**EXERCISE DESCRIPTION**: Print out every one of the entries below, line for line, without changing anything, and leave out the pictures.

- - - - - - -

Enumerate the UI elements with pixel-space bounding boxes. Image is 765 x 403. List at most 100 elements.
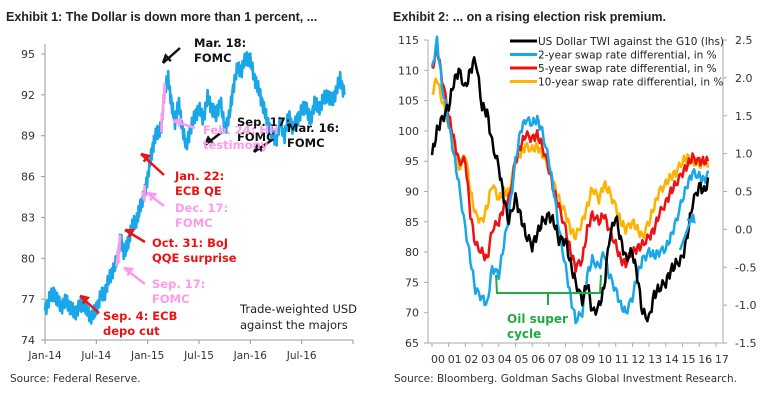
y-tick-label: 95 (21, 48, 35, 61)
annotation-label: Oct. 31: BoJ (152, 236, 228, 250)
annotation-arrow-head (146, 191, 158, 202)
oil-super-cycle-brace (495, 274, 602, 305)
exhibit1-chart: 74 77 80 83 86 89 92 95 Jan-14 Jul-14 Jan-15 Jul-15… (21, 36, 357, 362)
annotation-arrow-shaft (253, 138, 273, 154)
annotation-label: ECB QE (175, 184, 222, 198)
x-tick-label: 02 (464, 353, 478, 366)
annotation-arrow-head (203, 135, 214, 146)
right-y-tick-label: 0.5 (735, 186, 753, 199)
right-y-tick-label: 1.5 (735, 110, 753, 123)
annotation-arrow-head (172, 117, 183, 128)
y-tick-label: 86 (21, 171, 35, 184)
annotation-label: testimony (203, 138, 269, 152)
y-tick-label: 74 (21, 334, 35, 347)
annotation-arrow-shaft (123, 267, 146, 285)
x-tick-label: 03 (481, 353, 495, 366)
x-tick-label: Jul-14 (80, 350, 111, 362)
annotation-label: Mar. 18: (194, 36, 246, 50)
left-y-tick-label: 95 (405, 155, 419, 168)
legend-label: 5-year swap rate differential, in % (538, 63, 717, 75)
annotation-label: FOMC (194, 51, 232, 65)
x-tick-label: 06 (531, 353, 545, 366)
x-tick-label: 14 (665, 353, 679, 366)
annotation-label: QQE surprise (152, 251, 237, 265)
x-tick-label: Jul-15 (183, 350, 214, 362)
left-y-tick-label: 90 (405, 186, 419, 199)
y-tick-label: 83 (21, 211, 35, 224)
usd-twi-line (43, 50, 346, 325)
right-y-tick-label: 2.0 (735, 72, 753, 85)
annotation-arrow-shaft (162, 47, 181, 64)
annotation-label: Sep. 17: (237, 115, 290, 129)
annotation-label: depo cut (103, 324, 160, 338)
x-tick-label: 17 (715, 353, 729, 366)
left-y-tick-label: 85 (405, 216, 419, 229)
swap-10y-line (431, 77, 710, 241)
exhibit2-chart: 65707580859095100105110115-1.5-1.0-0.50.… (398, 34, 756, 366)
exhibit1-source: Source: Federal Reserve. (10, 373, 141, 385)
left-y-tick-label: 110 (398, 64, 419, 77)
annotation-label: FOMC (287, 136, 325, 150)
x-tick-label: Jan-14 (27, 350, 62, 362)
legend-label: US Dollar TWI against the G10 (lhs) (538, 36, 724, 48)
annotation-arrow-head (79, 294, 91, 305)
y-tick-label: 89 (21, 130, 35, 143)
left-y-tick-label: 115 (398, 34, 419, 47)
left-y-tick-label: 80 (405, 246, 419, 259)
y-tick-label: 80 (21, 252, 35, 265)
x-tick-label: 08 (565, 353, 579, 366)
right-y-tick-label: -0.5 (735, 261, 756, 274)
left-y-tick-label: 105 (398, 95, 419, 108)
highlight-segment (160, 82, 167, 133)
right-y-tick-label: 2.5 (735, 34, 753, 47)
legend-note: Trade-weighted USD (239, 302, 357, 316)
annotation-arrow-head (161, 53, 172, 64)
swap-2y-line (430, 35, 710, 325)
highlight-segment (115, 234, 122, 267)
y-tick-label: 77 (21, 293, 35, 306)
right-y-tick-label: -1.5 (735, 337, 756, 350)
x-tick-label: 01 (448, 353, 462, 366)
annotation-arrow-shaft (124, 228, 146, 244)
x-tick-label: 05 (515, 353, 529, 366)
left-y-tick-label: 70 (405, 307, 419, 320)
x-tick-label: 15 (682, 353, 696, 366)
annotation-arrow-shaft (204, 131, 223, 146)
left-y-tick-label: 75 (405, 276, 419, 289)
annotation-arrow-head (252, 142, 264, 153)
annotation-label: Sep. 4: ECB (103, 309, 177, 323)
x-tick-label: Jan-15 (130, 350, 164, 362)
annotation-label: Dec. 17: (175, 201, 228, 215)
annotation-arrow-head (140, 152, 152, 163)
annotation-label: Jan. 22: (174, 169, 224, 183)
x-tick-label: 13 (648, 353, 662, 366)
annotation-label: FOMC (152, 292, 190, 306)
annotation-label: Mar. 16: (287, 121, 339, 135)
left-y-tick-label: 65 (405, 337, 419, 350)
legend-note: against the majors (240, 318, 348, 332)
x-tick-label: Jan-16 (233, 350, 268, 362)
legend-label: 10-year swap rate differential, in % (538, 77, 723, 89)
annotation-arrow-head (123, 266, 135, 277)
annotation-arrow-shaft (146, 192, 165, 207)
annotation-arrow-shaft (172, 119, 196, 130)
annotation-arrow-head (124, 228, 136, 238)
annotation-arrow-shaft (79, 295, 100, 314)
rising-arrow-head (686, 213, 696, 224)
annotation-arrow-shaft (140, 153, 165, 176)
x-tick-label: 04 (498, 353, 512, 366)
exhibit1-title: Exhibit 1: The Dollar is down more than … (6, 10, 318, 24)
oil-super-cycle-label: Oil super (507, 312, 568, 326)
right-y-tick-label: -1.0 (735, 299, 756, 312)
x-tick-label: 11 (615, 353, 629, 366)
exhibit2-title: Exhibit 2: ... on a rising election risk… (393, 10, 666, 24)
annotation-label: FOMC (175, 216, 213, 230)
exhibit2-source: Source: Bloomberg. Goldman Sachs Global … (394, 373, 738, 385)
legend-label: 2-year swap rate differential, in % (538, 50, 717, 62)
swap-5y-line (431, 47, 710, 274)
annotation-label: Sep. 17: (152, 277, 205, 291)
x-tick-label: 12 (631, 353, 645, 366)
x-tick-label: 09 (581, 353, 595, 366)
oil-super-cycle-label: cycle (507, 327, 541, 341)
annotation-label: FOMC (237, 130, 275, 144)
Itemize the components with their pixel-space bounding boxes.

- - - - - - -

**THE COMPLETED TASK**:
Enumerate the UI elements with pixel-space bounding boxes. Image is 765 x 403. List at most 100 elements.
y-tick-label: 95 (21, 48, 35, 61)
annotation-label: Oct. 31: BoJ (152, 236, 228, 250)
annotation-arrow-head (146, 191, 158, 202)
oil-super-cycle-brace (495, 274, 602, 305)
exhibit1-chart: 74 77 80 83 86 89 92 95 Jan-14 Jul-14 Jan-15 Jul-15… (21, 36, 357, 362)
annotation-arrow-shaft (253, 138, 273, 154)
annotation-label: ECB QE (175, 184, 222, 198)
x-tick-label: 02 (464, 353, 478, 366)
annotation-arrow-head (203, 135, 214, 146)
right-y-tick-label: 0.5 (735, 186, 753, 199)
right-y-tick-label: 1.5 (735, 110, 753, 123)
annotation-arrow-head (172, 117, 183, 128)
y-tick-label: 86 (21, 171, 35, 184)
annotation-label: testimony (203, 138, 269, 152)
y-tick-label: 74 (21, 334, 35, 347)
annotation-arrow-shaft (123, 267, 146, 285)
x-tick-label: 03 (481, 353, 495, 366)
x-tick-label: Jul-14 (80, 350, 111, 362)
annotation-label: Mar. 18: (194, 36, 246, 50)
left-y-tick-label: 95 (405, 155, 419, 168)
legend-label: 5-year swap rate differential, in % (538, 63, 717, 75)
annotation-label: FOMC (194, 51, 232, 65)
x-tick-label: 06 (531, 353, 545, 366)
x-tick-label: 14 (665, 353, 679, 366)
annotation-label: QQE surprise (152, 251, 237, 265)
x-tick-label: Jul-15 (183, 350, 214, 362)
left-y-tick-label: 90 (405, 186, 419, 199)
y-tick-label: 83 (21, 211, 35, 224)
usd-twi-line (43, 50, 346, 325)
right-y-tick-label: 2.0 (735, 72, 753, 85)
annotation-arrow-shaft (162, 47, 181, 64)
annotation-label: Sep. 17: (237, 115, 290, 129)
annotation-label: depo cut (103, 324, 160, 338)
x-tick-label: 17 (715, 353, 729, 366)
left-y-tick-label: 85 (405, 216, 419, 229)
swap-10y-line (431, 77, 710, 241)
exhibit2-chart: 65707580859095100105110115-1.5-1.0-0.50.… (398, 34, 756, 366)
exhibit1-source: Source: Federal Reserve. (10, 373, 141, 385)
left-y-tick-label: 110 (398, 64, 419, 77)
annotation-label: FOMC (287, 136, 325, 150)
x-tick-label: Jan-14 (27, 350, 62, 362)
legend-label: US Dollar TWI against the G10 (lhs) (538, 36, 724, 48)
annotation-arrow-head (79, 294, 91, 305)
y-tick-label: 89 (21, 130, 35, 143)
left-y-tick-label: 115 (398, 34, 419, 47)
left-y-tick-label: 80 (405, 246, 419, 259)
y-tick-label: 80 (21, 252, 35, 265)
x-tick-label: 08 (565, 353, 579, 366)
right-y-tick-label: -0.5 (735, 261, 756, 274)
left-y-tick-label: 105 (398, 95, 419, 108)
highlight-segment (160, 82, 167, 133)
right-y-tick-label: 2.5 (735, 34, 753, 47)
legend-note: Trade-weighted USD (239, 302, 357, 316)
annotation-arrow-head (161, 53, 172, 64)
swap-2y-line (430, 35, 710, 325)
highlight-segment (115, 234, 122, 267)
y-tick-label: 77 (21, 293, 35, 306)
right-y-tick-label: -1.5 (735, 337, 756, 350)
x-tick-label: 01 (448, 353, 462, 366)
annotation-arrow-shaft (124, 228, 146, 244)
x-tick-label: 05 (515, 353, 529, 366)
left-y-tick-label: 70 (405, 307, 419, 320)
x-tick-label: 15 (682, 353, 696, 366)
annotation-arrow-shaft (204, 131, 223, 146)
left-y-tick-label: 75 (405, 276, 419, 289)
annotation-arrow-head (252, 142, 264, 153)
annotation-label: Sep. 4: ECB (103, 309, 177, 323)
x-tick-label: Jan-15 (130, 350, 164, 362)
annotation-label: Dec. 17: (175, 201, 228, 215)
annotation-arrow-head (140, 152, 152, 163)
annotation-label: Jan. 22: (174, 169, 224, 183)
x-tick-label: 13 (648, 353, 662, 366)
annotation-label: FOMC (152, 292, 190, 306)
annotation-label: Mar. 16: (287, 121, 339, 135)
left-y-tick-label: 65 (405, 337, 419, 350)
legend-note: against the majors (240, 318, 348, 332)
x-tick-label: Jan-16 (233, 350, 268, 362)
legend-label: 10-year swap rate differential, in % (538, 77, 723, 89)
annotation-arrow-head (123, 266, 135, 277)
annotation-arrow-shaft (146, 192, 165, 207)
annotation-arrow-shaft (172, 119, 196, 130)
annotation-arrow-head (124, 228, 136, 238)
annotation-arrow-shaft (79, 295, 100, 314)
rising-arrow-head (686, 213, 696, 224)
annotation-arrow-shaft (140, 153, 165, 176)
x-tick-label: 04 (498, 353, 512, 366)
exhibit1-title: Exhibit 1: The Dollar is down more than … (6, 10, 318, 24)
oil-super-cycle-label: Oil super (507, 312, 568, 326)
right-y-tick-label: -1.0 (735, 299, 756, 312)
x-tick-label: 11 (615, 353, 629, 366)
exhibit2-title: Exhibit 2: ... on a rising election risk… (393, 10, 666, 24)
annotation-label: FOMC (175, 216, 213, 230)
exhibit2-source: Source: Bloomberg. Goldman Sachs Global … (394, 373, 738, 385)
legend-label: 2-year swap rate differential, in % (538, 50, 717, 62)
swap-5y-line (431, 47, 710, 274)
annotation-label: Sep. 17: (152, 277, 205, 291)
x-tick-label: 12 (631, 353, 645, 366)
x-tick-label: 09 (581, 353, 595, 366)
oil-super-cycle-label: cycle (507, 327, 541, 341)
annotation-label: FOMC (237, 130, 275, 144)
Itemize the components with their pixel-space bounding boxes.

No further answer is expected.